Please retype the records below exactly, leaving out any pictures.

##########

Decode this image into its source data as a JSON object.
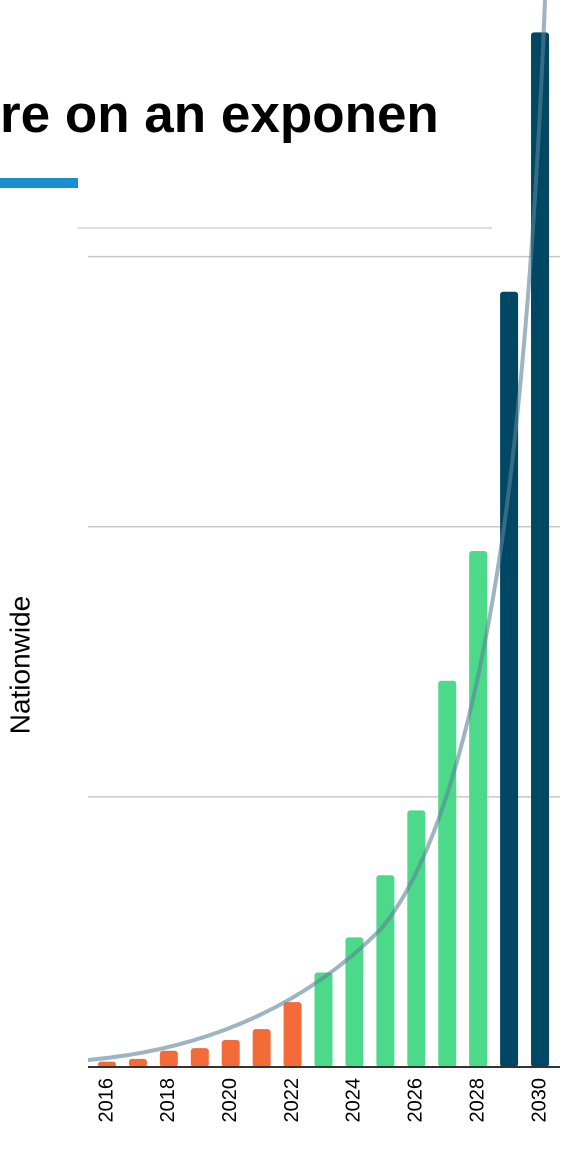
{
  "chart_data": {
    "type": "bar",
    "title": "re on an exponen",
    "y_label": "Nationwide",
    "categories": [
      "2016",
      null,
      "2018",
      null,
      "2020",
      null,
      "2022",
      null,
      "2024",
      null,
      "2026",
      null,
      "2028",
      null,
      "2030"
    ],
    "values": [
      0.02,
      0.03,
      0.06,
      0.07,
      0.1,
      0.14,
      0.24,
      0.35,
      0.48,
      0.71,
      0.95,
      1.43,
      1.91,
      2.87,
      3.83
    ],
    "colors": [
      "#f26b38",
      "#f26b38",
      "#f26b38",
      "#f26b38",
      "#f26b38",
      "#f26b38",
      "#f26b38",
      "#4cd98a",
      "#4cd98a",
      "#4cd98a",
      "#4cd98a",
      "#4cd98a",
      "#4cd98a",
      "#004764",
      "#004764"
    ],
    "ylim": [
      0,
      3.95
    ],
    "gridlines": [
      1,
      2,
      3
    ],
    "grid": true
  }
}
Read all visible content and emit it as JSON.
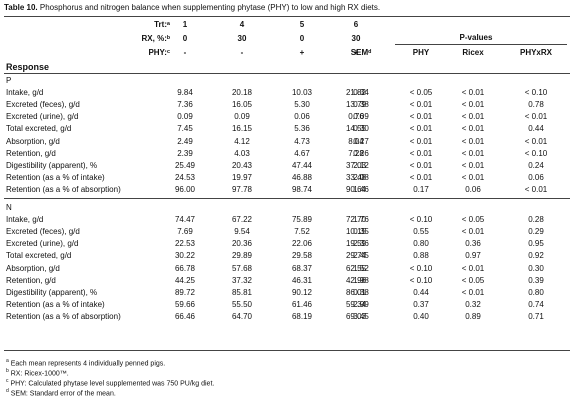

##########

### Task response
Decode this image into its source data as a JSON object.
{
  "chart_data": {
    "type": "bar",
    "title": "re on an exponen",
    "y_label": "Nationwide",
    "categories": [
      "2016",
      null,
      "2018",
      null,
      "2020",
      null,
      "2022",
      null,
      "2024",
      null,
      "2026",
      null,
      "2028",
      null,
      "2030"
    ],
    "values": [
      0.02,
      0.03,
      0.06,
      0.07,
      0.1,
      0.14,
      0.24,
      0.35,
      0.48,
      0.71,
      0.95,
      1.43,
      1.91,
      2.87,
      3.83
    ],
    "colors": [
      "#f26b38",
      "#f26b38",
      "#f26b38",
      "#f26b38",
      "#f26b38",
      "#f26b38",
      "#f26b38",
      "#4cd98a",
      "#4cd98a",
      "#4cd98a",
      "#4cd98a",
      "#4cd98a",
      "#4cd98a",
      "#004764",
      "#004764"
    ],
    "ylim": [
      0,
      3.95
    ],
    "gridlines": [
      1,
      2,
      3
    ],
    "grid": true
  }
}
Read all visible content and emit it as JSON.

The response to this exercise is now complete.